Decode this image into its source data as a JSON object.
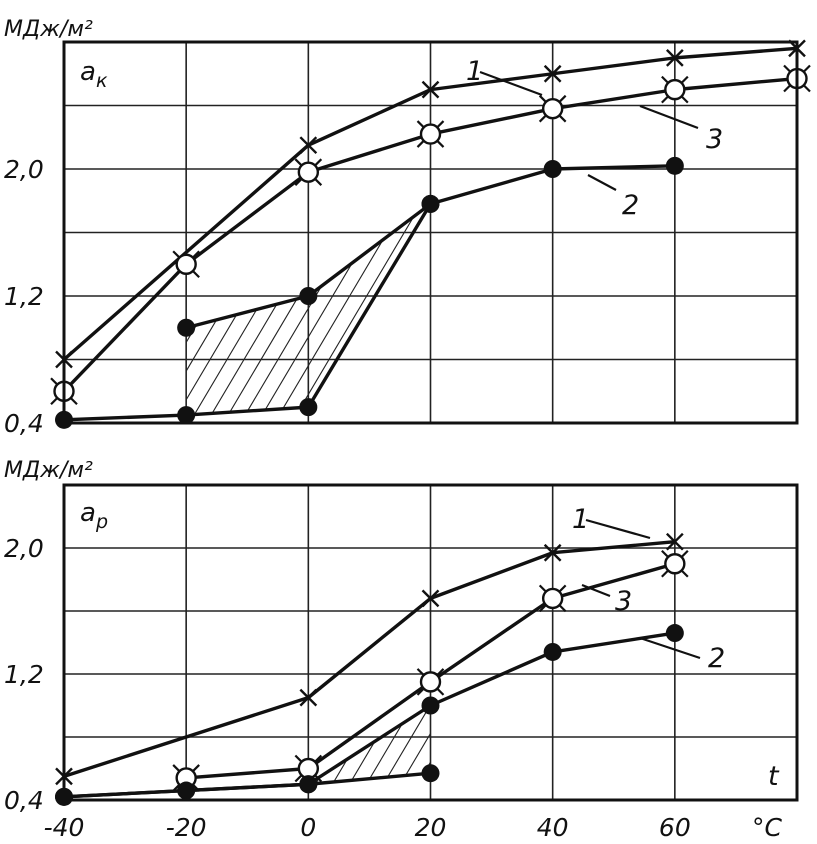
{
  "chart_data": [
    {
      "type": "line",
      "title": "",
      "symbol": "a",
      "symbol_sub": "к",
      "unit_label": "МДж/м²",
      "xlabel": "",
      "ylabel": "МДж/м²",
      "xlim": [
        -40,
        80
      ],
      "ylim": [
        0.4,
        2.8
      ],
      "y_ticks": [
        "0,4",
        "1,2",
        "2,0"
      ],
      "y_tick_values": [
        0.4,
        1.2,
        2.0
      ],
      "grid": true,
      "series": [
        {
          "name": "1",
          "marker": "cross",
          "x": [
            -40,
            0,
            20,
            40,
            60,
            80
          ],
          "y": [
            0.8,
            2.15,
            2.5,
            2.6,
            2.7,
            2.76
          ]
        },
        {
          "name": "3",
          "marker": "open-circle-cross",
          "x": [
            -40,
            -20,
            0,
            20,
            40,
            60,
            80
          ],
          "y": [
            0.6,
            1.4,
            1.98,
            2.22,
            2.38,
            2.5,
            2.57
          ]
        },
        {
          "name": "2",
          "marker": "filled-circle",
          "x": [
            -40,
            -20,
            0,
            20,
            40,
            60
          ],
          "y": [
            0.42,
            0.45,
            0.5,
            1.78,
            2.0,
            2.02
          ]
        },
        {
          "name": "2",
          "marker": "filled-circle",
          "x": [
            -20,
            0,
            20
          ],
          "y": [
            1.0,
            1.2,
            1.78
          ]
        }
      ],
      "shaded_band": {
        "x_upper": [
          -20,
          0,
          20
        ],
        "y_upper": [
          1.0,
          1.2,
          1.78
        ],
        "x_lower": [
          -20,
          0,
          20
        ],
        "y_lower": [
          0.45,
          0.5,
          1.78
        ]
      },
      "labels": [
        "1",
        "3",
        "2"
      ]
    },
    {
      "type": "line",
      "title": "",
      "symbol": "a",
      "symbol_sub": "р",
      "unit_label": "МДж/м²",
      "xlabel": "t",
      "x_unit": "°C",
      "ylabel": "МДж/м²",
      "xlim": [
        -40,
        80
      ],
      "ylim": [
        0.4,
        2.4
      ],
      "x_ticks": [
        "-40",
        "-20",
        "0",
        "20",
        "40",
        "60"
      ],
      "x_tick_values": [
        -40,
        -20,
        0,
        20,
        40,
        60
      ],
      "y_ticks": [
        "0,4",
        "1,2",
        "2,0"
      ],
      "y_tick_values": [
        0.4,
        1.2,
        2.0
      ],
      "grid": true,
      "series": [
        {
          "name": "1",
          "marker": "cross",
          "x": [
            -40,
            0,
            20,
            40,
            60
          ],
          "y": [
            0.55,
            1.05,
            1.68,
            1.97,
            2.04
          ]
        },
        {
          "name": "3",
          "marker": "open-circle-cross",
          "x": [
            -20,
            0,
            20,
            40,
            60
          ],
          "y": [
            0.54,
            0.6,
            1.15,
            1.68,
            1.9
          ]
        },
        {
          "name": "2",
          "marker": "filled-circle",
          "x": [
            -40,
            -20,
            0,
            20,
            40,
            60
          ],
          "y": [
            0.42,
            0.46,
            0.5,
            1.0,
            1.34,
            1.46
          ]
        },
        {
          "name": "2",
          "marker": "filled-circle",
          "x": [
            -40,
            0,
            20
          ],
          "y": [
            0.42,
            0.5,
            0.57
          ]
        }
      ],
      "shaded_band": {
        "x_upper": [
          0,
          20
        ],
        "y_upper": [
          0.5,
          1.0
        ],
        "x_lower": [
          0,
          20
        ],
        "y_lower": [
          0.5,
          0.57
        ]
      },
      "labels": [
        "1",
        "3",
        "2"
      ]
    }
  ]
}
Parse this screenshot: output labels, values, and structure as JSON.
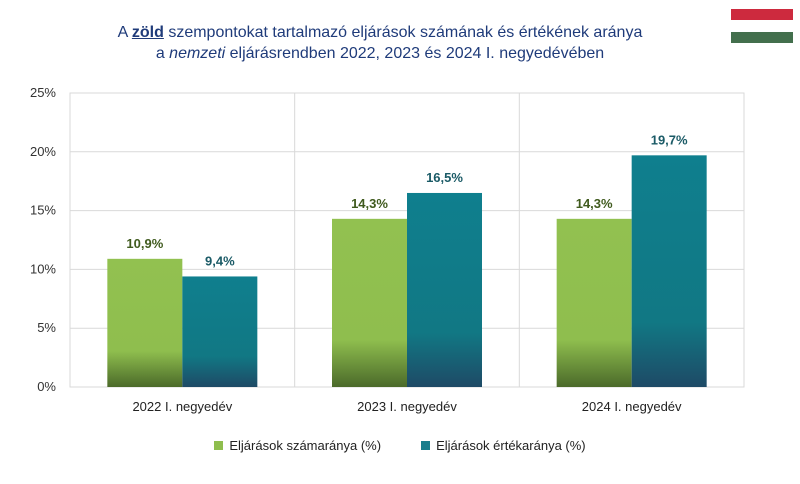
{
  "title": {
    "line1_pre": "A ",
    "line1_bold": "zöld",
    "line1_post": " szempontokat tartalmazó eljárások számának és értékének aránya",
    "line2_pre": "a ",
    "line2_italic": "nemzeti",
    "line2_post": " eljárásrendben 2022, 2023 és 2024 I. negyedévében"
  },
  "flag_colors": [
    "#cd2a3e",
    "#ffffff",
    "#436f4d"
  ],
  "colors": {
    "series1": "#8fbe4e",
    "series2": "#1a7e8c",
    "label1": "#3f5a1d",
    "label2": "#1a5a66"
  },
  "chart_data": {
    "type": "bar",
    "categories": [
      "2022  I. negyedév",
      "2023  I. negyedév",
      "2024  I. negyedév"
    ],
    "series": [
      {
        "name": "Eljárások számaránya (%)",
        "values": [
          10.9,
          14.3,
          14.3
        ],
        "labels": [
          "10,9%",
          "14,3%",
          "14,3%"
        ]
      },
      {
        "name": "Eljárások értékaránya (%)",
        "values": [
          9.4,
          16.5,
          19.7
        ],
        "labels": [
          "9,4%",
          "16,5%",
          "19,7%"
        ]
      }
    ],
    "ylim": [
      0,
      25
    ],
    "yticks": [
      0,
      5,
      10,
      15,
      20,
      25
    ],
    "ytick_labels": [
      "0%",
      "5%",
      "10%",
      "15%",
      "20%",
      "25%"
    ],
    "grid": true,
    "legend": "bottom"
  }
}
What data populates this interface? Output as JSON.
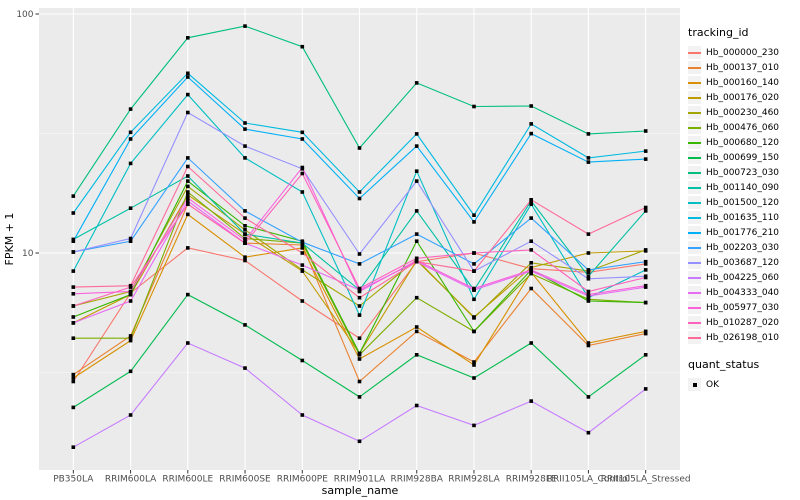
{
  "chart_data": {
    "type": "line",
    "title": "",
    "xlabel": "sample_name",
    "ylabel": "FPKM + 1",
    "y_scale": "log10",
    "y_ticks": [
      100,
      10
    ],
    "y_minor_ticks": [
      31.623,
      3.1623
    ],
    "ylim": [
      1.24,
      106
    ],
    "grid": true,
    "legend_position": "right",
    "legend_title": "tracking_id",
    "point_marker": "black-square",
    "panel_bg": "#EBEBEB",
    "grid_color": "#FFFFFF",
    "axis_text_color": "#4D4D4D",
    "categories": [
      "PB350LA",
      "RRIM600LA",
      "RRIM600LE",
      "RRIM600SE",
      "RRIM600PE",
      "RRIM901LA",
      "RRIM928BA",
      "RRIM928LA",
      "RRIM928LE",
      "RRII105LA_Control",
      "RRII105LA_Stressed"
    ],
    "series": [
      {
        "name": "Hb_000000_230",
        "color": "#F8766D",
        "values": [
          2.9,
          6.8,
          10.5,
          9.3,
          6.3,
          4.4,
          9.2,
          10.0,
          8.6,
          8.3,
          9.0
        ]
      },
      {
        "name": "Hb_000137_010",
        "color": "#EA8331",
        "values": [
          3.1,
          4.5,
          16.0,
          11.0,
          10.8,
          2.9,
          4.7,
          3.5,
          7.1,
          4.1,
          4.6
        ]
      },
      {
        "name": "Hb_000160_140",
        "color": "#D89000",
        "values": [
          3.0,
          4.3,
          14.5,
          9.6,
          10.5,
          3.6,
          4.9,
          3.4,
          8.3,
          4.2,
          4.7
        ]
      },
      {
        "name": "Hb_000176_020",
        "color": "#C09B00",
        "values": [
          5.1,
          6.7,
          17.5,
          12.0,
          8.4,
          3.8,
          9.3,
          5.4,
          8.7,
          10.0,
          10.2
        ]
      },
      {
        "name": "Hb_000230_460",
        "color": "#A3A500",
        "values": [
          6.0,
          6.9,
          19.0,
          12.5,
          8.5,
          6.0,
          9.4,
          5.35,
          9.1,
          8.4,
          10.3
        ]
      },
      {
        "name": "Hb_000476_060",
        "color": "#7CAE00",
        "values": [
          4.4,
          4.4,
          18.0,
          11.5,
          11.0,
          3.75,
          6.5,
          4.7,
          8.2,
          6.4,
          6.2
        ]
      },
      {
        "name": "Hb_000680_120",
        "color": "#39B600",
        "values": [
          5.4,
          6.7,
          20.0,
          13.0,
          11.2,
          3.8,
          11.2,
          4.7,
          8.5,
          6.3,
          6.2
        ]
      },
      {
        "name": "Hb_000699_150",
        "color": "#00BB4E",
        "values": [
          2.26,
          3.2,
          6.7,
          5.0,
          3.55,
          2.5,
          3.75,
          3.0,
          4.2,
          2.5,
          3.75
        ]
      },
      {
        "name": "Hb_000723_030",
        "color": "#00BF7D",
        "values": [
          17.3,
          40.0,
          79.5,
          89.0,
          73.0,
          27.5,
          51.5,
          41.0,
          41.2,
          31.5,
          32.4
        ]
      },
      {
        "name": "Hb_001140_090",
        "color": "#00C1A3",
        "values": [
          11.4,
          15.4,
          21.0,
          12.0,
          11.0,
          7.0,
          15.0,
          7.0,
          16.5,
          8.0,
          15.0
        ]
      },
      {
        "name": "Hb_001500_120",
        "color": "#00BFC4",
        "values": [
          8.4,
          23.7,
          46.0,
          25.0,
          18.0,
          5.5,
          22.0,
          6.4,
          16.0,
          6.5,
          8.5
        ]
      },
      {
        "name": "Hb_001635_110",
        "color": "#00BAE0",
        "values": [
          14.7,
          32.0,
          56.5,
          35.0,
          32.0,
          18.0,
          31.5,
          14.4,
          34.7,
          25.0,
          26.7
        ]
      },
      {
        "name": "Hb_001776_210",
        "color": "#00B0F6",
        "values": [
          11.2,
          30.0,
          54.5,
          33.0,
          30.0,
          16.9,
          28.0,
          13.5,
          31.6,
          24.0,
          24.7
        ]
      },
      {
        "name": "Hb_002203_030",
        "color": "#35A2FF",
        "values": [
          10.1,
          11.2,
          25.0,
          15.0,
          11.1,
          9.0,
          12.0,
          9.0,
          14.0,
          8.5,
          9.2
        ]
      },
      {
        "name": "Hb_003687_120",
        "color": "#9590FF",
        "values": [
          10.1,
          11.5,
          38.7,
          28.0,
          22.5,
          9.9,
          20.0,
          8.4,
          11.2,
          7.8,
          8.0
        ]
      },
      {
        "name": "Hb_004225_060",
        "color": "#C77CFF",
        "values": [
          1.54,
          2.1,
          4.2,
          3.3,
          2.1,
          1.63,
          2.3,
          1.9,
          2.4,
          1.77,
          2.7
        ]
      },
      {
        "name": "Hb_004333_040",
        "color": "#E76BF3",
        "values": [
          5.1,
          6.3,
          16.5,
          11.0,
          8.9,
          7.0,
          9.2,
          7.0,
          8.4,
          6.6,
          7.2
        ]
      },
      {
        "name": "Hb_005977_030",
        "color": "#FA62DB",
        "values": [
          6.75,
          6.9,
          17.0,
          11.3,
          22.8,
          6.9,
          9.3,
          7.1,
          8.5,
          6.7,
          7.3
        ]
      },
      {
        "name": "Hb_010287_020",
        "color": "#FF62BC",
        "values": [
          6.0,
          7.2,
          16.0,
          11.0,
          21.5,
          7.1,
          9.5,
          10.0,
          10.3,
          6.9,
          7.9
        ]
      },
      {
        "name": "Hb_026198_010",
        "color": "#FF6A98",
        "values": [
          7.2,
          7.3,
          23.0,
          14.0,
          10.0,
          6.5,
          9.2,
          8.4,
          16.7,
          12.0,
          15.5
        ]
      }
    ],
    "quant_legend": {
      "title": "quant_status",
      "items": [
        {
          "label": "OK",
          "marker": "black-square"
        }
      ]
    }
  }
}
******************************
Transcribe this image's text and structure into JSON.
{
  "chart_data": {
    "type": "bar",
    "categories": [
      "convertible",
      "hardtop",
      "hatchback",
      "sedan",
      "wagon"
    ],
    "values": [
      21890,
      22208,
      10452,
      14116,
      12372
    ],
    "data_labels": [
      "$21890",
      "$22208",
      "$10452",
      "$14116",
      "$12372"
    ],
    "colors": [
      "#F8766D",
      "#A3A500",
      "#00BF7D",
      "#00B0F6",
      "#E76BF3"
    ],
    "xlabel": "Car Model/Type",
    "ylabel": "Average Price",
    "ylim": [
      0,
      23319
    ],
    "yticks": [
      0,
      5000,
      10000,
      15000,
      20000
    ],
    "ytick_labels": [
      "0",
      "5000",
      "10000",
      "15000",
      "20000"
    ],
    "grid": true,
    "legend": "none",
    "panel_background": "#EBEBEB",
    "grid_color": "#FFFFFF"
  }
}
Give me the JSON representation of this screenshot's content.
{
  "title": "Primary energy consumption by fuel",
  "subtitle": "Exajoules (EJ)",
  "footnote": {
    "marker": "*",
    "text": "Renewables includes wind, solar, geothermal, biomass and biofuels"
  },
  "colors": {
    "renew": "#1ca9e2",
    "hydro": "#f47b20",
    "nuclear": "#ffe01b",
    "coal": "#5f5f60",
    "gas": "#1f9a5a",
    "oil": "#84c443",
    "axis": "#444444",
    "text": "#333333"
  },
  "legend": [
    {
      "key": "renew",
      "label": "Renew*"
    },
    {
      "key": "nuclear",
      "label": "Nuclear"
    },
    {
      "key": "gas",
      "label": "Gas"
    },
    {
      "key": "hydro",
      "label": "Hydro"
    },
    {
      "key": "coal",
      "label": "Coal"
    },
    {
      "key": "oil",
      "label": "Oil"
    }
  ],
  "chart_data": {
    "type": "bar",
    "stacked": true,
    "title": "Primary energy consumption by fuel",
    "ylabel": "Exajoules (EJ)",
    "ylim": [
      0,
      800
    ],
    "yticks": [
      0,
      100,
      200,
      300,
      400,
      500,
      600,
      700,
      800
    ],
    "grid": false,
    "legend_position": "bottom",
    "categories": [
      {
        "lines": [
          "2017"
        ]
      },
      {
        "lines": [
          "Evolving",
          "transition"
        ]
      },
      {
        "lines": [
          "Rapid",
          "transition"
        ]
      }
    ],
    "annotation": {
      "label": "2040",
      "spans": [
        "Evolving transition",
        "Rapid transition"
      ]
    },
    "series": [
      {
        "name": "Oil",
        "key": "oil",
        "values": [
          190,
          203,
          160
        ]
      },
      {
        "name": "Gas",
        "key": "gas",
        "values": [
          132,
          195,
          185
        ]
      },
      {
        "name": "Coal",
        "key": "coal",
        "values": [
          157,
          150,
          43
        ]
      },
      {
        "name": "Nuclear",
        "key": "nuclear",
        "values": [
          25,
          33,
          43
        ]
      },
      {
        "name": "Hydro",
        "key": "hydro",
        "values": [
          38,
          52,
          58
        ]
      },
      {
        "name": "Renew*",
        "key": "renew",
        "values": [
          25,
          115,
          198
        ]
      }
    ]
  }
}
******************************
> EXERCISE BRIEF: Determine the number of lines in these entries that contain the word "transition", and write only that number.

> CORRECT OUTPUT: 4